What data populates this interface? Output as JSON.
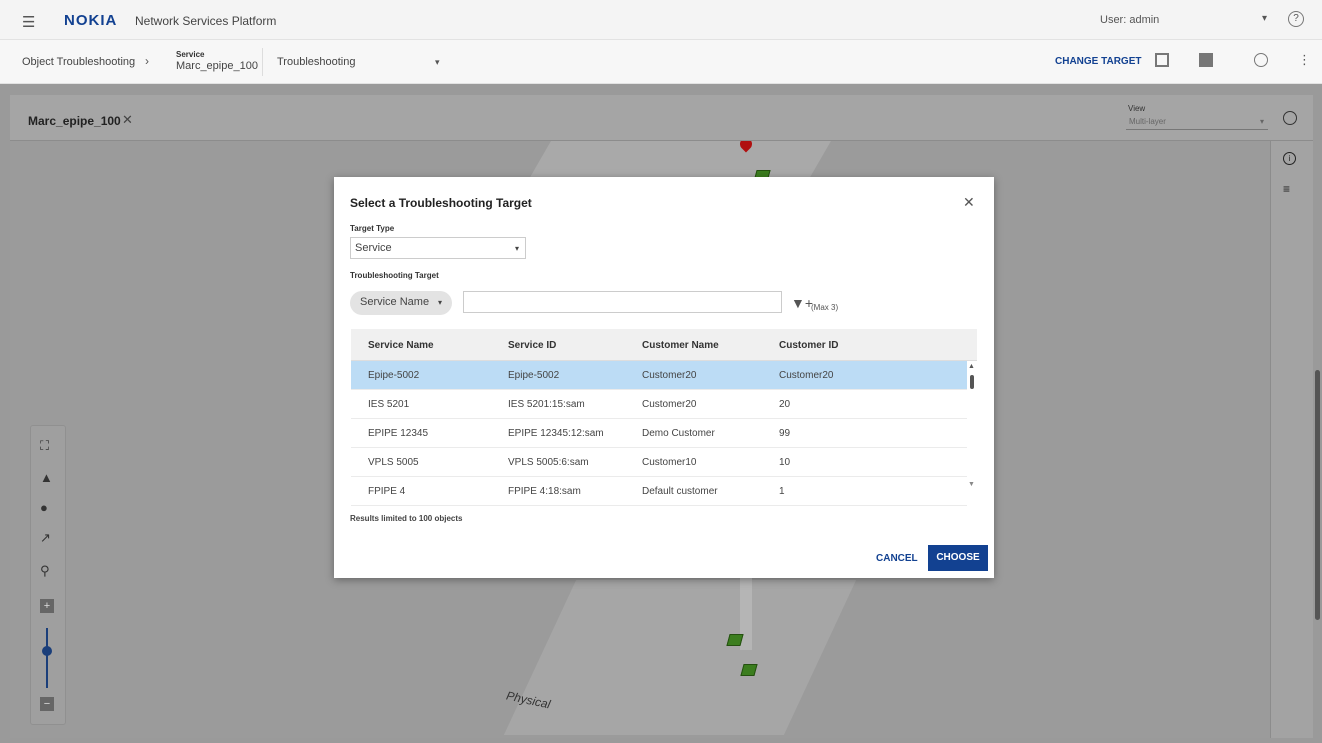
{
  "topbar": {
    "logo": "NOKIA",
    "app_name": "Network Services Platform",
    "user": "User: admin"
  },
  "breadcrumb": {
    "root": "Object Troubleshooting",
    "object_type": "Service",
    "object_name": "Marc_epipe_100",
    "mode": "Troubleshooting",
    "change_target": "CHANGE TARGET"
  },
  "panel": {
    "title": "Marc_epipe_100",
    "view_label": "View",
    "view_value": "Multi-layer",
    "layer_label": "Physical"
  },
  "modal": {
    "title": "Select a Troubleshooting Target",
    "target_type_label": "Target Type",
    "target_type_value": "Service",
    "troubleshooting_target_label": "Troubleshooting Target",
    "search_field_selector": "Service Name",
    "search_value": "",
    "max_label": "(Max 3)",
    "columns": [
      "Service Name",
      "Service ID",
      "Customer Name",
      "Customer ID"
    ],
    "rows": [
      [
        "Epipe-5002",
        "Epipe-5002",
        "Customer20",
        "Customer20"
      ],
      [
        "IES 5201",
        "IES 5201:15:sam",
        "Customer20",
        "20"
      ],
      [
        "EPIPE 12345",
        "EPIPE 12345:12:sam",
        "Demo Customer",
        "99"
      ],
      [
        "VPLS 5005",
        "VPLS 5005:6:sam",
        "Customer10",
        "10"
      ],
      [
        "FPIPE 4",
        "FPIPE 4:18:sam",
        "Default customer",
        "1"
      ]
    ],
    "selected_row": 0,
    "results_note": "Results limited to 100 objects",
    "cancel_label": "CANCEL",
    "choose_label": "CHOOSE"
  },
  "colors": {
    "brand": "#124191",
    "selected_row": "#bcdcf5"
  }
}
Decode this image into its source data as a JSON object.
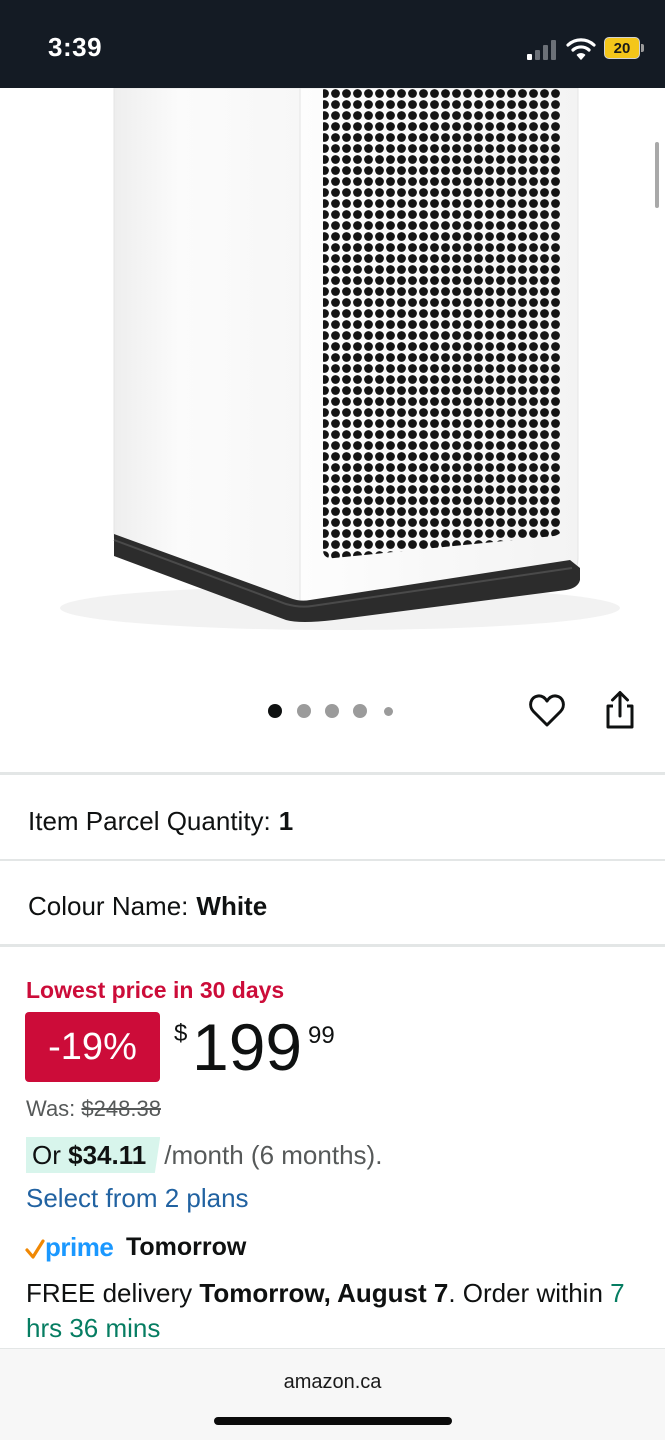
{
  "status_bar": {
    "time": "3:39",
    "battery_level": "20",
    "signal_bars_on": 1,
    "signal_bars_total": 4
  },
  "product": {
    "image_icon": "air-purifier-image",
    "carousel": {
      "total": 5,
      "active": 1
    },
    "wishlist_icon": "heart-icon",
    "share_icon": "share-icon"
  },
  "specs": {
    "quantity_label": "Item Parcel Quantity:",
    "quantity_value": "1",
    "colour_label": "Colour Name:",
    "colour_value": "White"
  },
  "pricing": {
    "lowest_label": "Lowest price in 30 days",
    "discount": "-19%",
    "currency_symbol": "$",
    "price_whole": "199",
    "price_fraction": "99",
    "was_label": "Was:",
    "was_price": "$248.38",
    "monthly_prefix": "Or",
    "monthly_amount": "$34.11",
    "monthly_suffix": "/month (6 months).",
    "plans_link": "Select from 2 plans"
  },
  "delivery": {
    "prime_label": "prime",
    "prime_day": "Tomorrow",
    "free_label": "FREE delivery",
    "date": "Tomorrow, August 7",
    "order_text": ". Order within",
    "countdown": "7 hrs 36 mins"
  },
  "footer": {
    "domain": "amazon.ca"
  },
  "colors": {
    "status_bar_bg": "#141b24",
    "deal_red": "#cc0c39",
    "link_blue": "#2162a1",
    "prime_blue": "#1a98ff",
    "prime_orange": "#f08804",
    "countdown_green": "#067d62",
    "monthly_chip_bg": "#d8f5ec",
    "battery_yellow": "#f4c61a"
  }
}
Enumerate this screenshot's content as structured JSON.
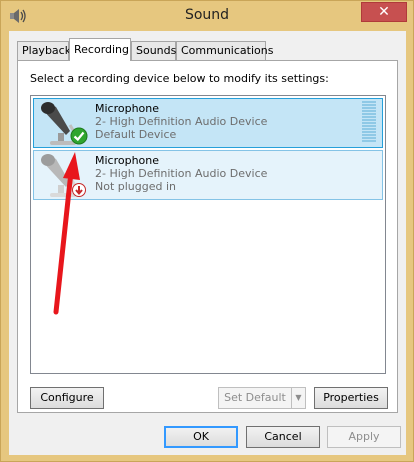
{
  "window": {
    "title": "Sound",
    "close_label": "✕"
  },
  "tabs": [
    {
      "label": "Playback",
      "active": false
    },
    {
      "label": "Recording",
      "active": true
    },
    {
      "label": "Sounds",
      "active": false
    },
    {
      "label": "Communications",
      "active": false
    }
  ],
  "panel": {
    "instruction": "Select a recording device below to modify its settings:"
  },
  "devices": [
    {
      "name": "Microphone",
      "description": "2- High Definition Audio Device",
      "status": "Default Device",
      "status_icon": "green-check-icon",
      "selected": true
    },
    {
      "name": "Microphone",
      "description": "2- High Definition Audio Device",
      "status": "Not plugged in",
      "status_icon": "red-down-arrow-icon",
      "selected": false
    }
  ],
  "buttons": {
    "configure": "Configure",
    "set_default": "Set Default",
    "properties": "Properties",
    "ok": "OK",
    "cancel": "Cancel",
    "apply": "Apply"
  },
  "colors": {
    "titlebar": "#e6c77f",
    "close": "#c75050",
    "selected_row": "#c4e5f6",
    "annotation_arrow": "#e8161c"
  }
}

What you need to do: Check each line above for the word "image" and copy the ones that have it.

Solution:
Decode this image into its source data as a JSON object.
    "image_icon": "air-purifier-image",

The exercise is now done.